Why LEDs are not in your house?

Unlike incandescent bulbs, high-power LEDs cannot be simply plugged into a wall   socket . Several companies are working to overcome the technological and economic challenges by developing LED light fixtures and retrofit LED lighting products using high-power LEDs. Thermal management, complex drive circuitry, optics, and packaging are challenging hurdles for developers to contend with. There are also educational barriers to overcome in the development of commercial LED illumination products. Getting users to adopt new types of fixtures, understand the illumination characteristics of LEDs, choose the appropriate viewing angle for a given application, select the appropriate intensity for a given application, and understand the limitations of LED color temperatures are pivotal to developing the market for LED technology in commercial and residential lighting.
────────────────────
» What to do
(a) Using the text on household LEDs, explain why it matters that users learn to adopt new fixtures and understand how LEDs light a space.
(b) Return the part of the LED text from "Unlike incandescent bulbs, high-power" to "and residential lighting.", copied word for word.

» Recorded information
────────────────────
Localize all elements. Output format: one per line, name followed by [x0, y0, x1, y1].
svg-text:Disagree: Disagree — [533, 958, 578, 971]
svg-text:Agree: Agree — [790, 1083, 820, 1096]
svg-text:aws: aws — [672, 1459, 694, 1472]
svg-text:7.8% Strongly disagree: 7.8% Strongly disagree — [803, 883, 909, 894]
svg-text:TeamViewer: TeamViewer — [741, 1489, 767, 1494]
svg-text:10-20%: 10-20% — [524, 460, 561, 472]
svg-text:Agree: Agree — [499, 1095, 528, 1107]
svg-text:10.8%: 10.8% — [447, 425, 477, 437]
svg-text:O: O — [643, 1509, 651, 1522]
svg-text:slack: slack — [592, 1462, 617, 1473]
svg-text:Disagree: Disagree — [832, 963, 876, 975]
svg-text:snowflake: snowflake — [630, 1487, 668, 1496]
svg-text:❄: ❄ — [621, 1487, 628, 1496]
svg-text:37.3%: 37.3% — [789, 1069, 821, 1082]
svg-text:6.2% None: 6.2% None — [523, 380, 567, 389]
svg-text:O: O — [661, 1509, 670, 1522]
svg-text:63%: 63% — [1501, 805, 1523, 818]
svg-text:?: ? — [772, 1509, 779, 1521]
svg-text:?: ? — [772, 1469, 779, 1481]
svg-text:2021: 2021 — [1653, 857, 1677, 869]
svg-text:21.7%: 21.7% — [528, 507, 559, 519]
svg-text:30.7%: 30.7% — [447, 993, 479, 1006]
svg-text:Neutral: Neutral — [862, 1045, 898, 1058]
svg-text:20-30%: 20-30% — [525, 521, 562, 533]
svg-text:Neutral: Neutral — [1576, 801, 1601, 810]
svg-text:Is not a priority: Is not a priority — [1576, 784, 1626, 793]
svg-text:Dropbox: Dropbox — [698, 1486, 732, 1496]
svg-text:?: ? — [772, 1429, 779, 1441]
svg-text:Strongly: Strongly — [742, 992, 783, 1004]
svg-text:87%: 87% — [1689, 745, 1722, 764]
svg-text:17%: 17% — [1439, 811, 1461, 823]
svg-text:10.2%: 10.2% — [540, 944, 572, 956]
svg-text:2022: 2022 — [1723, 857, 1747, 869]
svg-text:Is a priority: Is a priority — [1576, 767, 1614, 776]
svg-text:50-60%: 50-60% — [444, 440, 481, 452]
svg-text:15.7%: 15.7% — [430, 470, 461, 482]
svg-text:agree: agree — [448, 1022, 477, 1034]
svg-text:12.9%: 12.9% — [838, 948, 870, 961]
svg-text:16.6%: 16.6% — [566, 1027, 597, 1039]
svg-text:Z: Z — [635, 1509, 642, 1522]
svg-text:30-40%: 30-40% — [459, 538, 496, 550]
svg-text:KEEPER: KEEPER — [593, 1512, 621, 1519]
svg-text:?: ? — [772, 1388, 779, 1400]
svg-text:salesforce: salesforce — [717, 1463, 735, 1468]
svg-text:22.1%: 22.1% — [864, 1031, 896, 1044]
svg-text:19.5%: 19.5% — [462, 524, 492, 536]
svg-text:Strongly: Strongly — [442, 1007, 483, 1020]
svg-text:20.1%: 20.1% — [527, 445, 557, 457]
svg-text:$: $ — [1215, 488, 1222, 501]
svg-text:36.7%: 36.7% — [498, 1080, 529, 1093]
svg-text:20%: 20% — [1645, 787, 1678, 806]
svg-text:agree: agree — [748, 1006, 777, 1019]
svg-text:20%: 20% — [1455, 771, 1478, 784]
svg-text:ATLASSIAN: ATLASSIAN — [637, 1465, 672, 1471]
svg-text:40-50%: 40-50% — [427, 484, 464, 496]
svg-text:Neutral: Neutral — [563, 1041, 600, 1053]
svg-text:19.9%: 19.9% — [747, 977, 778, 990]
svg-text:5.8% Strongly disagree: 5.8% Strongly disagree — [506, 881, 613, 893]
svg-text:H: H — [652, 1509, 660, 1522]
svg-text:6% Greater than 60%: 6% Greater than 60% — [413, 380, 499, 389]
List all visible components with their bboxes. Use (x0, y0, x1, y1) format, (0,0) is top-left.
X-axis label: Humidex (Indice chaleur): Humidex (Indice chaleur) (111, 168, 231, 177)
────────────────────
» List of solutions
(a) The text calls this user education pivotal to building the market for LED technology in commercial and residential lighting. Users need to adopt new types of fixtures, understand LED illumination characteristics, pick the right viewing angle and intensity for each application, and understand the limits of LED color temperatures.

(b)
Unlike incandescent bulbs, high-power LEDs cannot be simply plugged into a wall   socket . Several companies are working to overcome the technological and economic challenges by developing LED light fixtures and retrofit LED lighting products using high-power LEDs. Thermal management, complex drive circuitry, optics, and packaging are challenging hurdles for developers to contend with. There are also educational barriers to overcome in the development of commercial LED illumination products. Getting users to adopt new types of fixtures, understand the illumination characteristics of LEDs, choose the appropriate viewing angle for a given application, select the appropriate intensity for a given application, and understand the limitations of LED color temperatures are pivotal to developing the market for LED technology in commercial and residential lighting.